Don't copy the pictures; return every other part of the records exactly.

— Material provided —
··········

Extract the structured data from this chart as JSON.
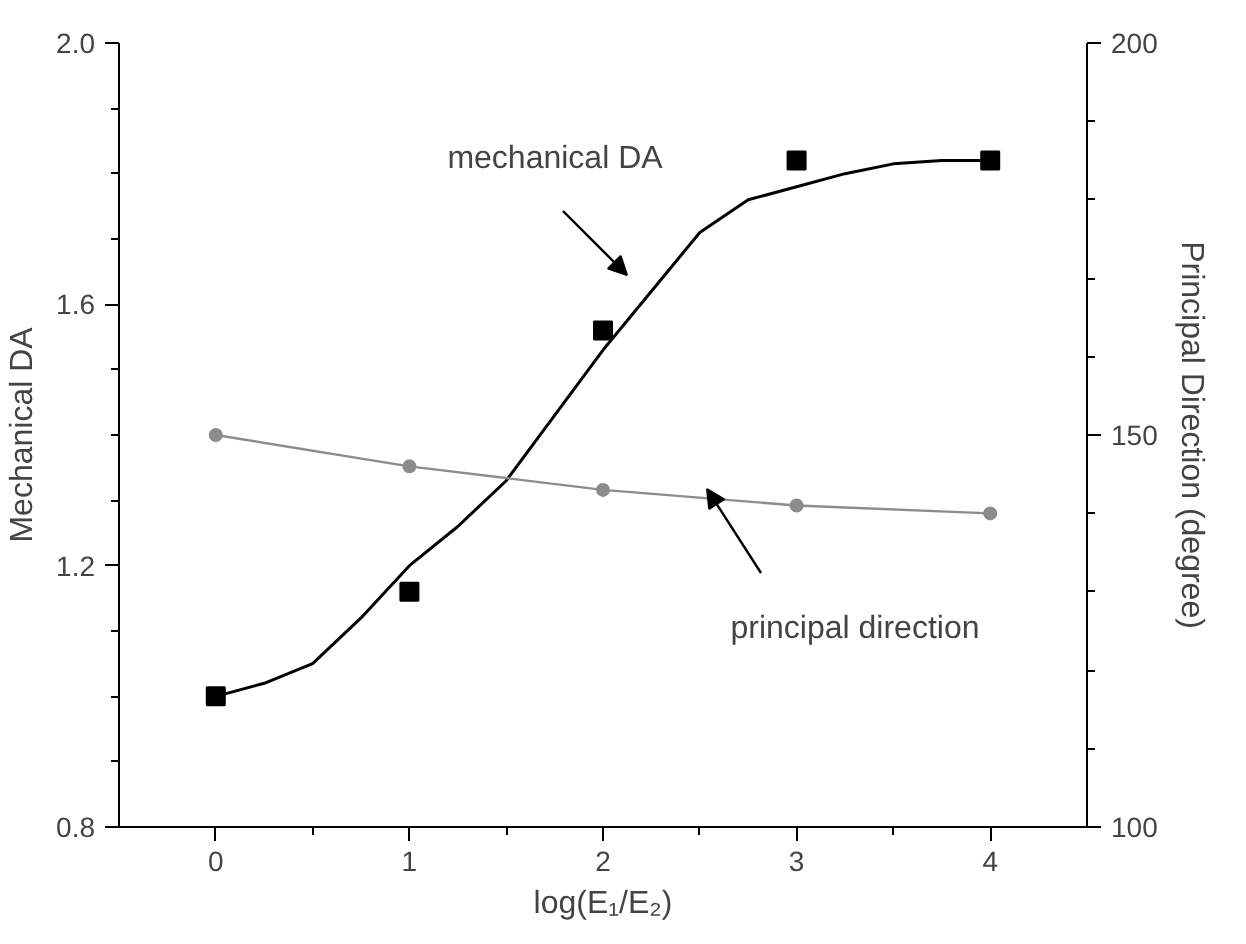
{
  "chart_data": {
    "type": "line",
    "xlabel": "log(E₁/E₂)",
    "ylabel": "Mechanical DA",
    "y2label": "Principal Direction (degree)",
    "xlim": [
      -0.5,
      4.5
    ],
    "xticks": [
      0,
      1,
      2,
      3,
      4,
      {
        "value": 0.5,
        "label": null
      },
      {
        "value": 1.5,
        "label": null
      },
      {
        "value": 2.5,
        "label": null
      },
      {
        "value": 3.5,
        "label": null
      }
    ],
    "ylim": [
      0.8,
      2.0
    ],
    "yticks": [
      0.8,
      1.2,
      1.6,
      {
        "value": 2,
        "label": "2.0"
      },
      {
        "value": 0.9,
        "label": null
      },
      {
        "value": 1.0,
        "label": null
      },
      {
        "value": 1.1,
        "label": null
      },
      {
        "value": 1.3,
        "label": null
      },
      {
        "value": 1.4,
        "label": null
      },
      {
        "value": 1.5,
        "label": null
      },
      {
        "value": 1.7,
        "label": null
      },
      {
        "value": 1.8,
        "label": null
      },
      {
        "value": 1.9,
        "label": null
      }
    ],
    "y2lim": [
      100,
      200
    ],
    "y2ticks": [
      100,
      150,
      200,
      {
        "value": 110,
        "label": null
      },
      {
        "value": 120,
        "label": null
      },
      {
        "value": 130,
        "label": null
      },
      {
        "value": 140,
        "label": null
      },
      {
        "value": 160,
        "label": null
      },
      {
        "value": 170,
        "label": null
      },
      {
        "value": 180,
        "label": null
      },
      {
        "value": 190,
        "label": null
      }
    ],
    "grid": false,
    "series": [
      {
        "type": "scatter",
        "marker": "square",
        "color": "#000000",
        "x": [
          0,
          1,
          2,
          3,
          4
        ],
        "values": [
          1.0,
          1.16,
          1.56,
          1.82,
          1.82
        ]
      },
      {
        "marker": "none",
        "color": "#000000",
        "x": [
          0,
          0.25,
          0.5,
          0.75,
          1,
          1.25,
          1.5,
          1.75,
          2,
          2.25,
          2.5,
          2.75,
          3,
          3.25,
          3.5,
          3.75,
          4
        ],
        "values": [
          1.0,
          1.02,
          1.05,
          1.12,
          1.2,
          1.26,
          1.33,
          1.43,
          1.53,
          1.62,
          1.71,
          1.76,
          1.78,
          1.8,
          1.815,
          1.82,
          1.82
        ]
      },
      {
        "marker": "circle",
        "color": "#8c8c8c",
        "axis": "y2",
        "x": [
          0,
          1,
          2,
          3,
          4
        ],
        "values": [
          150,
          146,
          143,
          141,
          140
        ]
      }
    ],
    "annotations": [
      "mechanical DA",
      "principal direction"
    ]
  }
}
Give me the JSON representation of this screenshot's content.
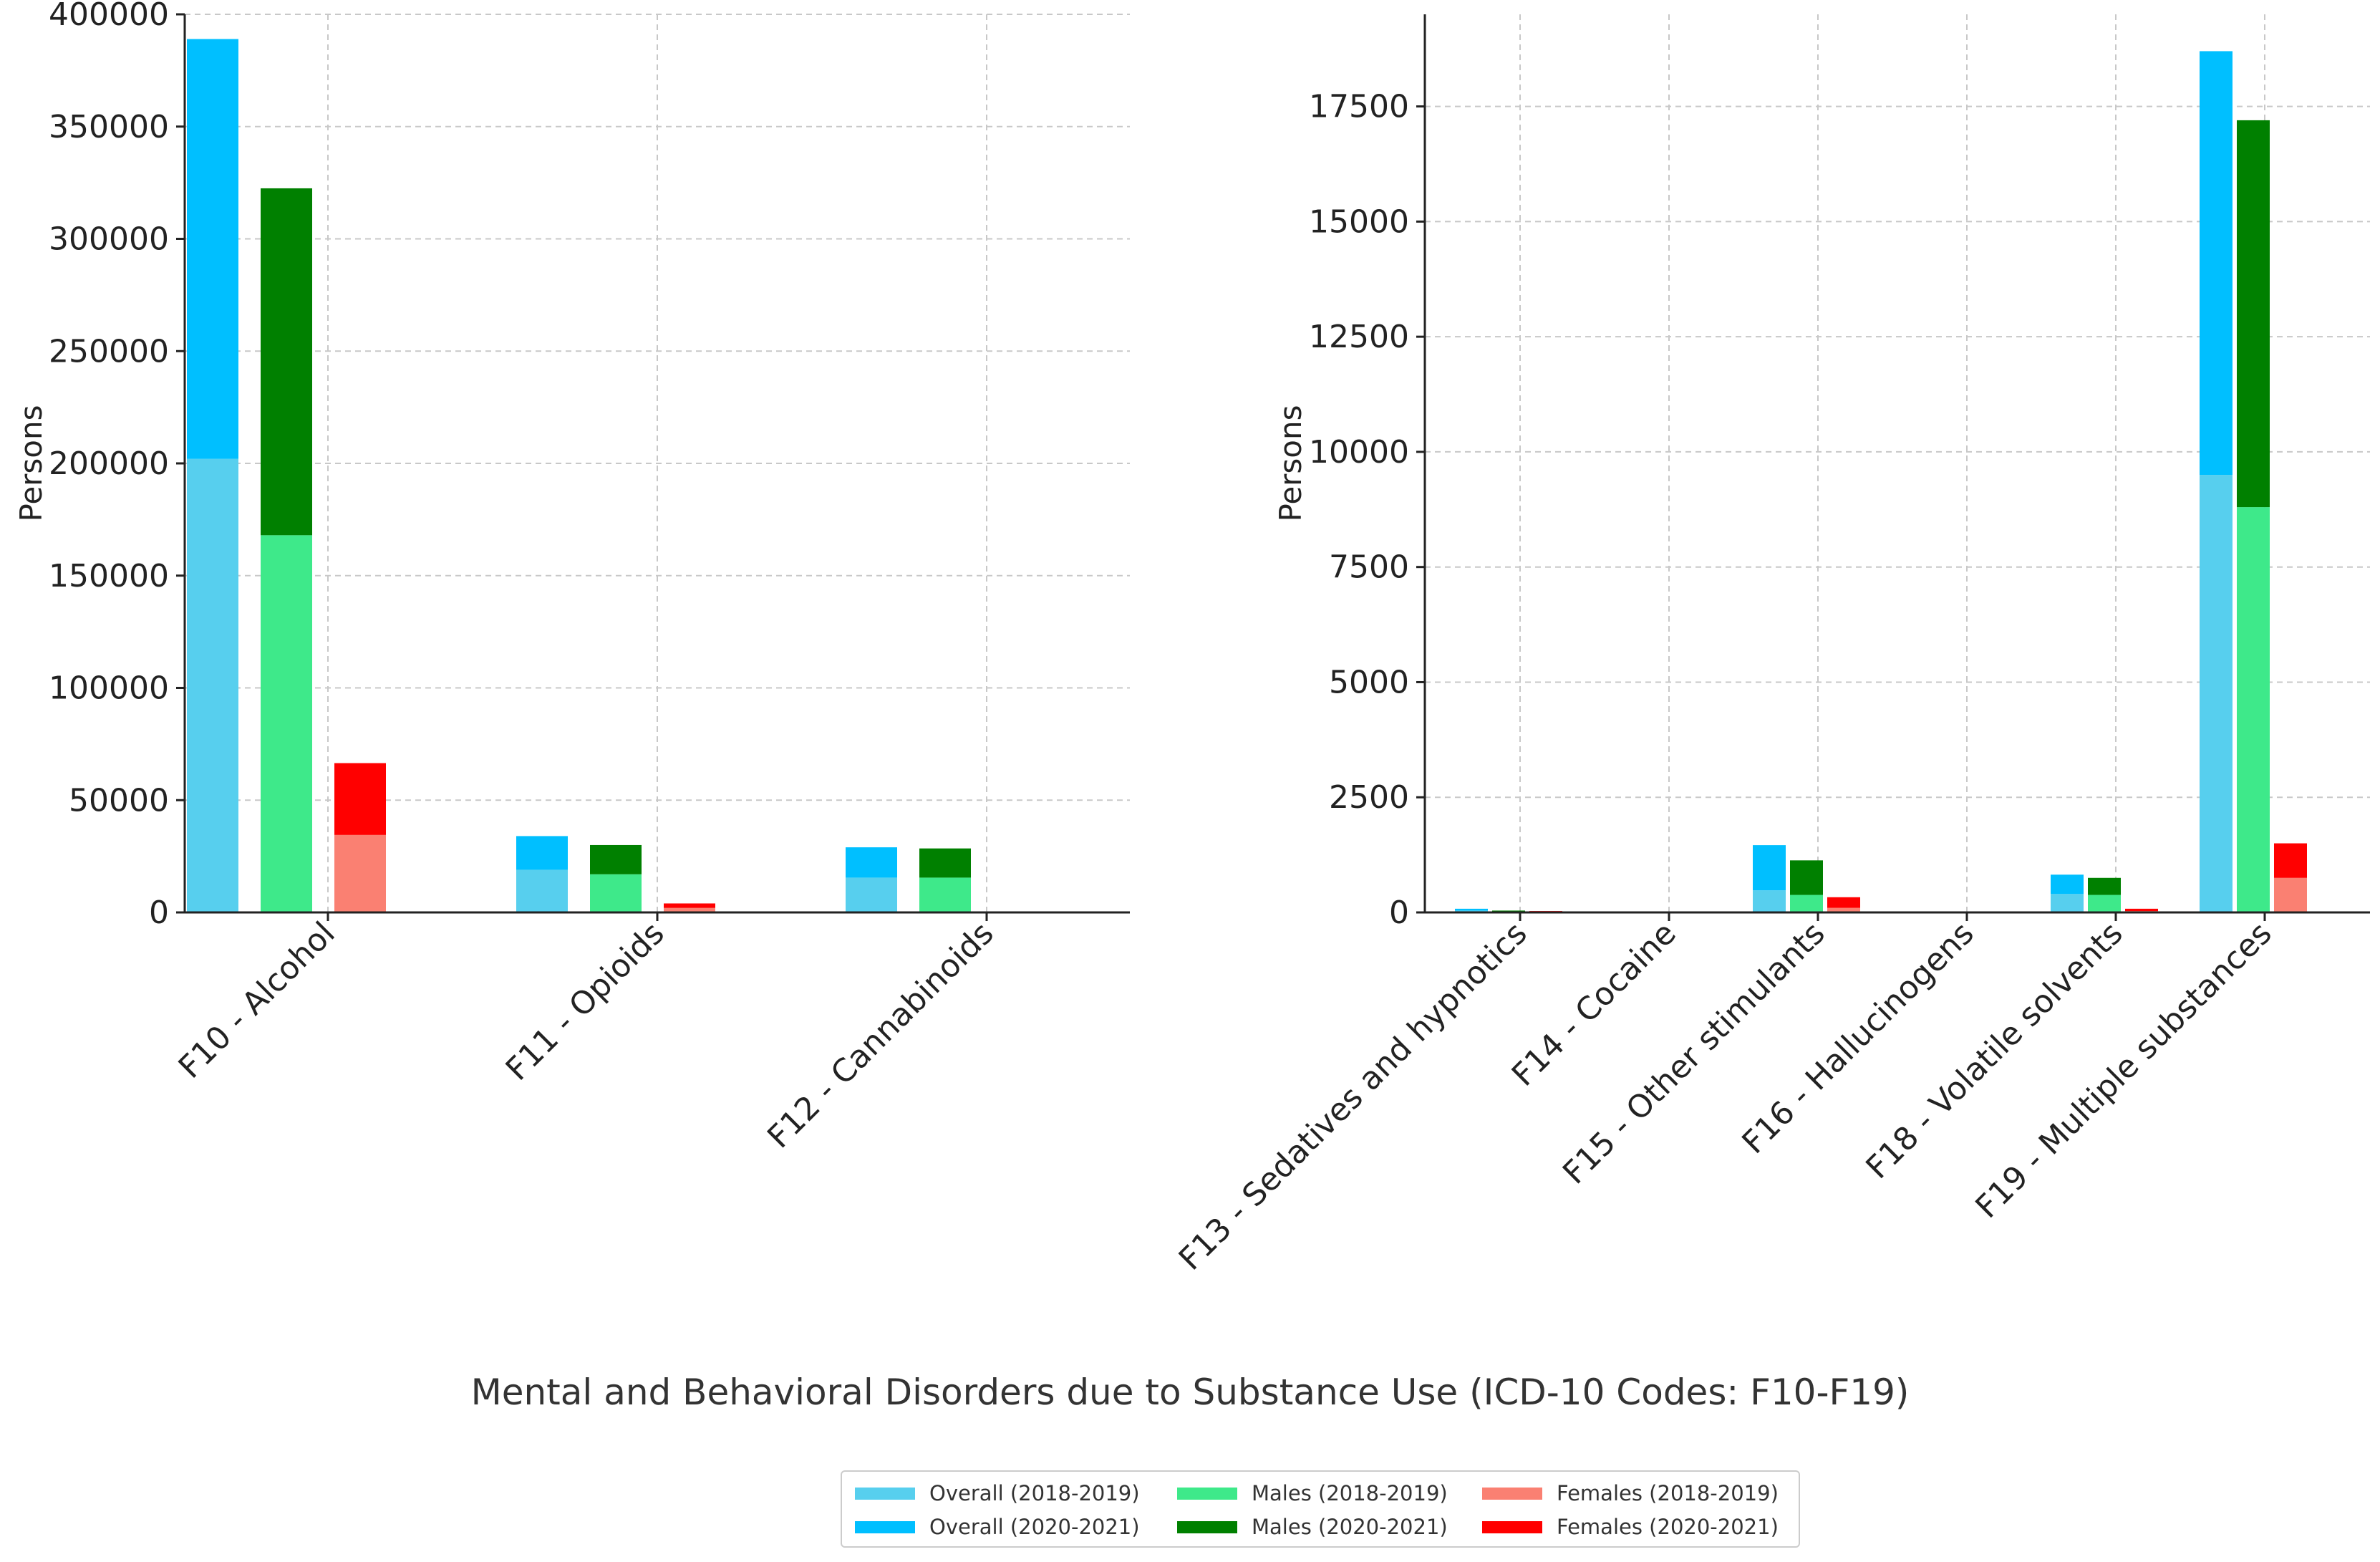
{
  "title": "Mental and Behavioral Disorders due to Substance Use (ICD-10 Codes: F10-F19)",
  "colors": {
    "overall_2018_2019": "#57cfee",
    "overall_2020_2021": "#00bfff",
    "males_2018_2019": "#3ee98a",
    "males_2020_2021": "#008000",
    "females_2018_2019": "#fa8072",
    "females_2020_2021": "#ff0000"
  },
  "legend": [
    {
      "key": "overall_2018_2019",
      "label": "Overall (2018-2019)"
    },
    {
      "key": "overall_2020_2021",
      "label": "Overall (2020-2021)"
    },
    {
      "key": "males_2018_2019",
      "label": "Males (2018-2019)"
    },
    {
      "key": "males_2020_2021",
      "label": "Males (2020-2021)"
    },
    {
      "key": "females_2018_2019",
      "label": "Females (2018-2019)"
    },
    {
      "key": "females_2020_2021",
      "label": "Females (2020-2021)"
    }
  ],
  "chart_data": [
    {
      "type": "bar",
      "stacked": true,
      "ylabel": "Persons",
      "ylim": [
        0,
        400000
      ],
      "yticks": [
        0,
        50000,
        100000,
        150000,
        200000,
        250000,
        300000,
        350000,
        400000
      ],
      "grid": true,
      "categories": [
        "F10 - Alcohol",
        "F11 - Opioids",
        "F12 - Cannabinoids"
      ],
      "groups": [
        {
          "name": "Overall",
          "series": [
            {
              "name": "Overall (2018-2019)",
              "key": "overall_2018_2019",
              "values": [
                202000,
                19000,
                15500
              ]
            },
            {
              "name": "Overall (2020-2021)",
              "key": "overall_2020_2021",
              "values": [
                187000,
                15000,
                13500
              ]
            }
          ]
        },
        {
          "name": "Males",
          "series": [
            {
              "name": "Males (2018-2019)",
              "key": "males_2018_2019",
              "values": [
                168000,
                17000,
                15500
              ]
            },
            {
              "name": "Males (2020-2021)",
              "key": "males_2020_2021",
              "values": [
                154500,
                13000,
                13000
              ]
            }
          ]
        },
        {
          "name": "Females",
          "series": [
            {
              "name": "Females (2018-2019)",
              "key": "females_2018_2019",
              "values": [
                34500,
                2000,
                0
              ]
            },
            {
              "name": "Females (2020-2021)",
              "key": "females_2020_2021",
              "values": [
                32000,
                2000,
                0
              ]
            }
          ]
        }
      ]
    },
    {
      "type": "bar",
      "stacked": true,
      "ylabel": "Persons",
      "ylim": [
        0,
        19500
      ],
      "yticks": [
        0,
        2500,
        5000,
        7500,
        10000,
        12500,
        15000,
        17500
      ],
      "grid": true,
      "categories": [
        "F13 - Sedatives and hypnotics",
        "F14 - Cocaine",
        "F15 - Other stimulants",
        "F16 - Hallucinogens",
        "F18 - Volatile solvents",
        "F19 - Multiple substances"
      ],
      "groups": [
        {
          "name": "Overall",
          "series": [
            {
              "name": "Overall (2018-2019)",
              "key": "overall_2018_2019",
              "values": [
                40,
                0,
                480,
                0,
                400,
                9500
              ]
            },
            {
              "name": "Overall (2020-2021)",
              "key": "overall_2020_2021",
              "values": [
                40,
                0,
                980,
                0,
                420,
                9200
              ]
            }
          ]
        },
        {
          "name": "Males",
          "series": [
            {
              "name": "Males (2018-2019)",
              "key": "males_2018_2019",
              "values": [
                20,
                0,
                380,
                0,
                380,
                8800
              ]
            },
            {
              "name": "Males (2020-2021)",
              "key": "males_2020_2021",
              "values": [
                20,
                0,
                750,
                0,
                370,
                8400
              ]
            }
          ]
        },
        {
          "name": "Females",
          "series": [
            {
              "name": "Females (2018-2019)",
              "key": "females_2018_2019",
              "values": [
                15,
                0,
                100,
                0,
                30,
                750
              ]
            },
            {
              "name": "Females (2020-2021)",
              "key": "females_2020_2021",
              "values": [
                15,
                0,
                230,
                0,
                50,
                750
              ]
            }
          ]
        }
      ]
    }
  ]
}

··········

— Response below —
Extract the structured data from this chart as JSON.
{
  "chart_data": {
    "type": "line",
    "xlabel": "log(E₁/E₂)",
    "ylabel": "Mechanical DA",
    "y2label": "Principal Direction (degree)",
    "xlim": [
      -0.5,
      4.5
    ],
    "xticks": [
      0,
      1,
      2,
      3,
      4,
      {
        "value": 0.5,
        "label": null
      },
      {
        "value": 1.5,
        "label": null
      },
      {
        "value": 2.5,
        "label": null
      },
      {
        "value": 3.5,
        "label": null
      }
    ],
    "ylim": [
      0.8,
      2.0
    ],
    "yticks": [
      0.8,
      1.2,
      1.6,
      {
        "value": 2,
        "label": "2.0"
      },
      {
        "value": 0.9,
        "label": null
      },
      {
        "value": 1.0,
        "label": null
      },
      {
        "value": 1.1,
        "label": null
      },
      {
        "value": 1.3,
        "label": null
      },
      {
        "value": 1.4,
        "label": null
      },
      {
        "value": 1.5,
        "label": null
      },
      {
        "value": 1.7,
        "label": null
      },
      {
        "value": 1.8,
        "label": null
      },
      {
        "value": 1.9,
        "label": null
      }
    ],
    "y2lim": [
      100,
      200
    ],
    "y2ticks": [
      100,
      150,
      200,
      {
        "value": 110,
        "label": null
      },
      {
        "value": 120,
        "label": null
      },
      {
        "value": 130,
        "label": null
      },
      {
        "value": 140,
        "label": null
      },
      {
        "value": 160,
        "label": null
      },
      {
        "value": 170,
        "label": null
      },
      {
        "value": 180,
        "label": null
      },
      {
        "value": 190,
        "label": null
      }
    ],
    "grid": false,
    "series": [
      {
        "type": "scatter",
        "marker": "square",
        "color": "#000000",
        "x": [
          0,
          1,
          2,
          3,
          4
        ],
        "values": [
          1.0,
          1.16,
          1.56,
          1.82,
          1.82
        ]
      },
      {
        "marker": "none",
        "color": "#000000",
        "x": [
          0,
          0.25,
          0.5,
          0.75,
          1,
          1.25,
          1.5,
          1.75,
          2,
          2.25,
          2.5,
          2.75,
          3,
          3.25,
          3.5,
          3.75,
          4
        ],
        "values": [
          1.0,
          1.02,
          1.05,
          1.12,
          1.2,
          1.26,
          1.33,
          1.43,
          1.53,
          1.62,
          1.71,
          1.76,
          1.78,
          1.8,
          1.815,
          1.82,
          1.82
        ]
      },
      {
        "marker": "circle",
        "color": "#8c8c8c",
        "axis": "y2",
        "x": [
          0,
          1,
          2,
          3,
          4
        ],
        "values": [
          150,
          146,
          143,
          141,
          140
        ]
      }
    ],
    "annotations": [
      "mechanical DA",
      "principal direction"
    ]
  }
}
Give me the JSON representation of this screenshot's content.
{
  "title": "Mental and Behavioral Disorders due to Substance Use (ICD-10 Codes: F10-F19)",
  "colors": {
    "overall_2018_2019": "#57cfee",
    "overall_2020_2021": "#00bfff",
    "males_2018_2019": "#3ee98a",
    "males_2020_2021": "#008000",
    "females_2018_2019": "#fa8072",
    "females_2020_2021": "#ff0000"
  },
  "legend": [
    {
      "key": "overall_2018_2019",
      "label": "Overall (2018-2019)"
    },
    {
      "key": "overall_2020_2021",
      "label": "Overall (2020-2021)"
    },
    {
      "key": "males_2018_2019",
      "label": "Males (2018-2019)"
    },
    {
      "key": "males_2020_2021",
      "label": "Males (2020-2021)"
    },
    {
      "key": "females_2018_2019",
      "label": "Females (2018-2019)"
    },
    {
      "key": "females_2020_2021",
      "label": "Females (2020-2021)"
    }
  ],
  "chart_data": [
    {
      "type": "bar",
      "stacked": true,
      "ylabel": "Persons",
      "ylim": [
        0,
        400000
      ],
      "yticks": [
        0,
        50000,
        100000,
        150000,
        200000,
        250000,
        300000,
        350000,
        400000
      ],
      "grid": true,
      "categories": [
        "F10 - Alcohol",
        "F11 - Opioids",
        "F12 - Cannabinoids"
      ],
      "groups": [
        {
          "name": "Overall",
          "series": [
            {
              "name": "Overall (2018-2019)",
              "key": "overall_2018_2019",
              "values": [
                202000,
                19000,
                15500
              ]
            },
            {
              "name": "Overall (2020-2021)",
              "key": "overall_2020_2021",
              "values": [
                187000,
                15000,
                13500
              ]
            }
          ]
        },
        {
          "name": "Males",
          "series": [
            {
              "name": "Males (2018-2019)",
              "key": "males_2018_2019",
              "values": [
                168000,
                17000,
                15500
              ]
            },
            {
              "name": "Males (2020-2021)",
              "key": "males_2020_2021",
              "values": [
                154500,
                13000,
                13000
              ]
            }
          ]
        },
        {
          "name": "Females",
          "series": [
            {
              "name": "Females (2018-2019)",
              "key": "females_2018_2019",
              "values": [
                34500,
                2000,
                0
              ]
            },
            {
              "name": "Females (2020-2021)",
              "key": "females_2020_2021",
              "values": [
                32000,
                2000,
                0
              ]
            }
          ]
        }
      ]
    },
    {
      "type": "bar",
      "stacked": true,
      "ylabel": "Persons",
      "ylim": [
        0,
        19500
      ],
      "yticks": [
        0,
        2500,
        5000,
        7500,
        10000,
        12500,
        15000,
        17500
      ],
      "grid": true,
      "categories": [
        "F13 - Sedatives and hypnotics",
        "F14 - Cocaine",
        "F15 - Other stimulants",
        "F16 - Hallucinogens",
        "F18 - Volatile solvents",
        "F19 - Multiple substances"
      ],
      "groups": [
        {
          "name": "Overall",
          "series": [
            {
              "name": "Overall (2018-2019)",
              "key": "overall_2018_2019",
              "values": [
                40,
                0,
                480,
                0,
                400,
                9500
              ]
            },
            {
              "name": "Overall (2020-2021)",
              "key": "overall_2020_2021",
              "values": [
                40,
                0,
                980,
                0,
                420,
                9200
              ]
            }
          ]
        },
        {
          "name": "Males",
          "series": [
            {
              "name": "Males (2018-2019)",
              "key": "males_2018_2019",
              "values": [
                20,
                0,
                380,
                0,
                380,
                8800
              ]
            },
            {
              "name": "Males (2020-2021)",
              "key": "males_2020_2021",
              "values": [
                20,
                0,
                750,
                0,
                370,
                8400
              ]
            }
          ]
        },
        {
          "name": "Females",
          "series": [
            {
              "name": "Females (2018-2019)",
              "key": "females_2018_2019",
              "values": [
                15,
                0,
                100,
                0,
                30,
                750
              ]
            },
            {
              "name": "Females (2020-2021)",
              "key": "females_2020_2021",
              "values": [
                15,
                0,
                230,
                0,
                50,
                750
              ]
            }
          ]
        }
      ]
    }
  ]
}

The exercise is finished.